### TASK OBJECTIVE
Output the records. Match them exactly.

### DATA FOR THIS TASK
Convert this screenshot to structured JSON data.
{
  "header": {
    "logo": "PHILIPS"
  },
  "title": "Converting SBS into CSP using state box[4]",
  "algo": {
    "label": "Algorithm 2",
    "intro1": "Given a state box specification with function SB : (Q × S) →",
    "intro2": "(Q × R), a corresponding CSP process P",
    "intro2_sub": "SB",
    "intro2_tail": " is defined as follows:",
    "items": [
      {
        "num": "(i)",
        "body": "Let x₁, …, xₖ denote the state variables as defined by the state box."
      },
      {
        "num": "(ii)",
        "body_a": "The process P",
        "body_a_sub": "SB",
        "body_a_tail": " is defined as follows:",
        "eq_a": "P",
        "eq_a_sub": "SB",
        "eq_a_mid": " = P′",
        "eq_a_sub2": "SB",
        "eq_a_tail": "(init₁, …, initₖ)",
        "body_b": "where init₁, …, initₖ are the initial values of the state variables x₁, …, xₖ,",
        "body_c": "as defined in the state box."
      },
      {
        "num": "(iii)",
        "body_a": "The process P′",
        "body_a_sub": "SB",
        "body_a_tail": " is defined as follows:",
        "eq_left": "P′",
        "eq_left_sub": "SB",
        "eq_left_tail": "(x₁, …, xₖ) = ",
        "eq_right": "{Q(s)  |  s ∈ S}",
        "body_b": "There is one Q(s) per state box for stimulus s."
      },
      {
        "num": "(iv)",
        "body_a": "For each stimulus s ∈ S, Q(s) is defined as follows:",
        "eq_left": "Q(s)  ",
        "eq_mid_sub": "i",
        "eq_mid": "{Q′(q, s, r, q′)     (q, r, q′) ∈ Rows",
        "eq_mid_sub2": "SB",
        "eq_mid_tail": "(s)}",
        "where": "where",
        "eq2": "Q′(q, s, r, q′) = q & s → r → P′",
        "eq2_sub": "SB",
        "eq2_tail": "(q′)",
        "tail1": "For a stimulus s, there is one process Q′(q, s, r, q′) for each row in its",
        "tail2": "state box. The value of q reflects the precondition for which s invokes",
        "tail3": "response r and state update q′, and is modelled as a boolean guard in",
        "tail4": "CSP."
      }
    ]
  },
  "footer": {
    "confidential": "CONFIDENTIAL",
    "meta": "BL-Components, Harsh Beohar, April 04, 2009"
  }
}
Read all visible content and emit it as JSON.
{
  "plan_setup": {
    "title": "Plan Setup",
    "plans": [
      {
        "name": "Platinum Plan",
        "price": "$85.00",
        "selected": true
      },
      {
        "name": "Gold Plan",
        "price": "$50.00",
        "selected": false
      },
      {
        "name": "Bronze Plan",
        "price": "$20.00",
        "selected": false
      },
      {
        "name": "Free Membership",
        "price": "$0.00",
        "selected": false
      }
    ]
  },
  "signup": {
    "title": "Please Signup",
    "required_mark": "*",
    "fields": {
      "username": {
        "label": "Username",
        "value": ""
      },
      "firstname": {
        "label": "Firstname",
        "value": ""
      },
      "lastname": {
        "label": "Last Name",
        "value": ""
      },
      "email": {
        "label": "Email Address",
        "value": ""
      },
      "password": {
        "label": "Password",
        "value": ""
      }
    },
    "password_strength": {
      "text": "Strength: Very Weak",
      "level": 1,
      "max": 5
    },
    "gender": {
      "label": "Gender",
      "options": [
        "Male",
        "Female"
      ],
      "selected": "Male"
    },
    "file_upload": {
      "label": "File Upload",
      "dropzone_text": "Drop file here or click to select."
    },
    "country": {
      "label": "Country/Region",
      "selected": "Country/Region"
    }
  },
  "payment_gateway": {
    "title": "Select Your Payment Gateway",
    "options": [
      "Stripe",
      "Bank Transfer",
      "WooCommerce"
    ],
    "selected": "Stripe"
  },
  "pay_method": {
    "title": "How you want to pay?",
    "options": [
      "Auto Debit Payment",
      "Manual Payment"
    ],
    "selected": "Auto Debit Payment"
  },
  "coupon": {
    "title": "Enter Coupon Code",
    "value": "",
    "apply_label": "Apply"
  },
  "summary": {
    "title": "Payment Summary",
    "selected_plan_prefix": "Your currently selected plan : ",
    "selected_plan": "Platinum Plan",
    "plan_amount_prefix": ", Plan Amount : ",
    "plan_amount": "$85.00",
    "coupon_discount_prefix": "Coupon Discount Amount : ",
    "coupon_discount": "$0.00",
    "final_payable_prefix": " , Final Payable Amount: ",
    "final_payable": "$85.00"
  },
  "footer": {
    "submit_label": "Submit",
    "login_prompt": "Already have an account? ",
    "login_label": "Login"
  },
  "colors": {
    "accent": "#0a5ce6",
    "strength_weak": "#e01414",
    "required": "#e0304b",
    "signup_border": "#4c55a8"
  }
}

### COMPLETE RESPONSE
Convert this screenshot to structured JSON data.
{
  "header": {
    "logo": "PHILIPS"
  },
  "title": "Converting SBS into CSP using state box[4]",
  "algo": {
    "label": "Algorithm 2",
    "intro1": "Given a state box specification with function SB : (Q × S) →",
    "intro2": "(Q × R), a corresponding CSP process P",
    "intro2_sub": "SB",
    "intro2_tail": " is defined as follows:",
    "items": [
      {
        "num": "(i)",
        "body": "Let x₁, …, xₖ denote the state variables as defined by the state box."
      },
      {
        "num": "(ii)",
        "body_a": "The process P",
        "body_a_sub": "SB",
        "body_a_tail": " is defined as follows:",
        "eq_a": "P",
        "eq_a_sub": "SB",
        "eq_a_mid": " = P′",
        "eq_a_sub2": "SB",
        "eq_a_tail": "(init₁, …, initₖ)",
        "body_b": "where init₁, …, initₖ are the initial values of the state variables x₁, …, xₖ,",
        "body_c": "as defined in the state box."
      },
      {
        "num": "(iii)",
        "body_a": "The process P′",
        "body_a_sub": "SB",
        "body_a_tail": " is defined as follows:",
        "eq_left": "P′",
        "eq_left_sub": "SB",
        "eq_left_tail": "(x₁, …, xₖ) = ",
        "eq_right": "{Q(s)  |  s ∈ S}",
        "body_b": "There is one Q(s) per state box for stimulus s."
      },
      {
        "num": "(iv)",
        "body_a": "For each stimulus s ∈ S, Q(s) is defined as follows:",
        "eq_left": "Q(s)  ",
        "eq_mid_sub": "i",
        "eq_mid": "{Q′(q, s, r, q′)     (q, r, q′) ∈ Rows",
        "eq_mid_sub2": "SB",
        "eq_mid_tail": "(s)}",
        "where": "where",
        "eq2": "Q′(q, s, r, q′) = q & s → r → P′",
        "eq2_sub": "SB",
        "eq2_tail": "(q′)",
        "tail1": "For a stimulus s, there is one process Q′(q, s, r, q′) for each row in its",
        "tail2": "state box. The value of q reflects the precondition for which s invokes",
        "tail3": "response r and state update q′, and is modelled as a boolean guard in",
        "tail4": "CSP."
      }
    ]
  },
  "footer": {
    "confidential": "CONFIDENTIAL",
    "meta": "BL-Components, Harsh Beohar, April 04, 2009"
  }
}
Read all visible content and emit it as JSON.
{
  "plan_setup": {
    "title": "Plan Setup",
    "plans": [
      {
        "name": "Platinum Plan",
        "price": "$85.00",
        "selected": true
      },
      {
        "name": "Gold Plan",
        "price": "$50.00",
        "selected": false
      },
      {
        "name": "Bronze Plan",
        "price": "$20.00",
        "selected": false
      },
      {
        "name": "Free Membership",
        "price": "$0.00",
        "selected": false
      }
    ]
  },
  "signup": {
    "title": "Please Signup",
    "required_mark": "*",
    "fields": {
      "username": {
        "label": "Username",
        "value": ""
      },
      "firstname": {
        "label": "Firstname",
        "value": ""
      },
      "lastname": {
        "label": "Last Name",
        "value": ""
      },
      "email": {
        "label": "Email Address",
        "value": ""
      },
      "password": {
        "label": "Password",
        "value": ""
      }
    },
    "password_strength": {
      "text": "Strength: Very Weak",
      "level": 1,
      "max": 5
    },
    "gender": {
      "label": "Gender",
      "options": [
        "Male",
        "Female"
      ],
      "selected": "Male"
    },
    "file_upload": {
      "label": "File Upload",
      "dropzone_text": "Drop file here or click to select."
    },
    "country": {
      "label": "Country/Region",
      "selected": "Country/Region"
    }
  },
  "payment_gateway": {
    "title": "Select Your Payment Gateway",
    "options": [
      "Stripe",
      "Bank Transfer",
      "WooCommerce"
    ],
    "selected": "Stripe"
  },
  "pay_method": {
    "title": "How you want to pay?",
    "options": [
      "Auto Debit Payment",
      "Manual Payment"
    ],
    "selected": "Auto Debit Payment"
  },
  "coupon": {
    "title": "Enter Coupon Code",
    "value": "",
    "apply_label": "Apply"
  },
  "summary": {
    "title": "Payment Summary",
    "selected_plan_prefix": "Your currently selected plan : ",
    "selected_plan": "Platinum Plan",
    "plan_amount_prefix": ", Plan Amount : ",
    "plan_amount": "$85.00",
    "coupon_discount_prefix": "Coupon Discount Amount : ",
    "coupon_discount": "$0.00",
    "final_payable_prefix": " , Final Payable Amount: ",
    "final_payable": "$85.00"
  },
  "footer": {
    "submit_label": "Submit",
    "login_prompt": "Already have an account? ",
    "login_label": "Login"
  },
  "colors": {
    "accent": "#0a5ce6",
    "strength_weak": "#e01414",
    "required": "#e0304b",
    "signup_border": "#4c55a8"
  }
}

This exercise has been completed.